Directive:
Look for the string "Incident" in every line, and copy each line that has it.

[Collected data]
◆ ◆ ◆ ◆ ◆ ◆ ◆
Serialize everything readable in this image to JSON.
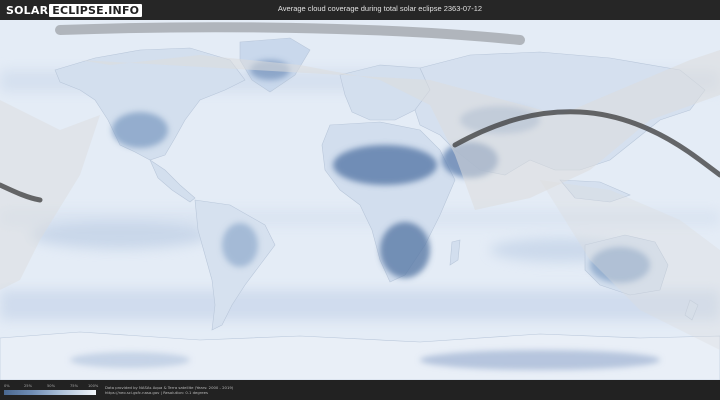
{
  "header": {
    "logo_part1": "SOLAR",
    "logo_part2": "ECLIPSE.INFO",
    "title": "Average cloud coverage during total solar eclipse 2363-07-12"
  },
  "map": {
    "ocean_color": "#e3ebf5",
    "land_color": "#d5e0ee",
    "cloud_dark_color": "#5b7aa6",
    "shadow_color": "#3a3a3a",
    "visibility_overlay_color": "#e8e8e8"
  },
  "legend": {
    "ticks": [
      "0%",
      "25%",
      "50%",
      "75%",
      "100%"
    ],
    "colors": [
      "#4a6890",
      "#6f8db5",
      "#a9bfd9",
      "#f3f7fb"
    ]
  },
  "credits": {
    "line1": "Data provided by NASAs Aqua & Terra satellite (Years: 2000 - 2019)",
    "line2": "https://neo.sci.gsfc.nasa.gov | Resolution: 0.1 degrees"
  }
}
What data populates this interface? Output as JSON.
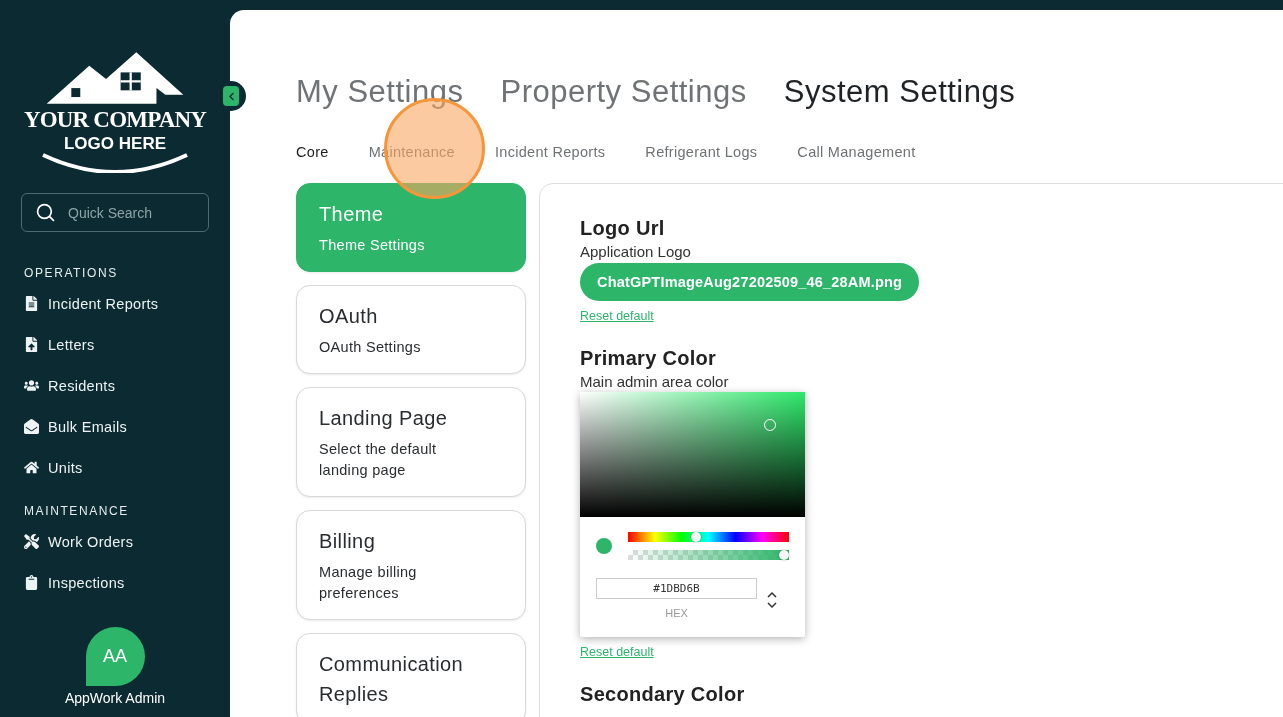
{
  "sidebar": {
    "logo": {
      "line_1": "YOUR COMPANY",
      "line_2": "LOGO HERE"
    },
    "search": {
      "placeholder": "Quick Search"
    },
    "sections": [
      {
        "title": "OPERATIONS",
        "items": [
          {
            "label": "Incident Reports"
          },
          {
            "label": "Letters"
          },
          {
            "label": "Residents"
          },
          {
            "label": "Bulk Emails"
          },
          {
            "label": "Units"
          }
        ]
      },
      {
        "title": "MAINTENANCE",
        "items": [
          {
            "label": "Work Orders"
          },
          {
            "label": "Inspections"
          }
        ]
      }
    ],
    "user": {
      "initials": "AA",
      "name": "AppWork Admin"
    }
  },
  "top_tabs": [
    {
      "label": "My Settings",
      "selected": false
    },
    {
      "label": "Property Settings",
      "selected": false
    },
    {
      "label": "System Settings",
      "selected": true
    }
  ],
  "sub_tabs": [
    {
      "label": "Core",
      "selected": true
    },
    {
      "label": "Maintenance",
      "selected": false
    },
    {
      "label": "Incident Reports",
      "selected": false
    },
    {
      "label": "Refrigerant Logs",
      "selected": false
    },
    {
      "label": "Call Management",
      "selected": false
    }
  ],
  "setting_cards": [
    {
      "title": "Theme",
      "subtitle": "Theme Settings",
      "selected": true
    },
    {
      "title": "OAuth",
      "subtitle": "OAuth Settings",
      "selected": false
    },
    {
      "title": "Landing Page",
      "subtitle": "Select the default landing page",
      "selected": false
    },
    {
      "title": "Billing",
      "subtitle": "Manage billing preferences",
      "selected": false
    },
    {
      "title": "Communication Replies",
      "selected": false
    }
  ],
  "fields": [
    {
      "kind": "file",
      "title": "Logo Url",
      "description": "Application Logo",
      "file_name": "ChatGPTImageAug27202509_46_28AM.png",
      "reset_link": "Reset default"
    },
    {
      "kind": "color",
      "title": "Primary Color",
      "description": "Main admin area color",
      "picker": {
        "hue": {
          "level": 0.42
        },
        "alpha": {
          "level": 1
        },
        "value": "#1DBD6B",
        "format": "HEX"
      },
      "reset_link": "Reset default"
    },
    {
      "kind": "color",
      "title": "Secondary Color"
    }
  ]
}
◆ ◆ ◆ ◆ ◆ ◆ ◆
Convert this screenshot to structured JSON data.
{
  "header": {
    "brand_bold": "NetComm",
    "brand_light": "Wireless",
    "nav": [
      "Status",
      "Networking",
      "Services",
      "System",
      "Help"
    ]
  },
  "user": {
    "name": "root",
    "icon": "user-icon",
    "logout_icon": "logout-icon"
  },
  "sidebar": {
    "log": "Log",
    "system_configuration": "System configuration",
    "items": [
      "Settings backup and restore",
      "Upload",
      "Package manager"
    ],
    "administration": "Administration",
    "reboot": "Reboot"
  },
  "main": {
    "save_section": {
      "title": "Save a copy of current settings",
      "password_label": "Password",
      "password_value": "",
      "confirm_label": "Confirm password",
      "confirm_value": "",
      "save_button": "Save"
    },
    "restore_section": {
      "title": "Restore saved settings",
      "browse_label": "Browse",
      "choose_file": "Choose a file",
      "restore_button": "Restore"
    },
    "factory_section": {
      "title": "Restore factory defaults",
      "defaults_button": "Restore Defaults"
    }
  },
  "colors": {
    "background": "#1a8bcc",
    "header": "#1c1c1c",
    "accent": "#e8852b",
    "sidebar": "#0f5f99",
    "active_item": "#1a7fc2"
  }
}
◆ ◆ ◆ ◆ ◆ ◆ ◆
Answer:
            "label": "Incident Reports"
      "label": "Incident Reports",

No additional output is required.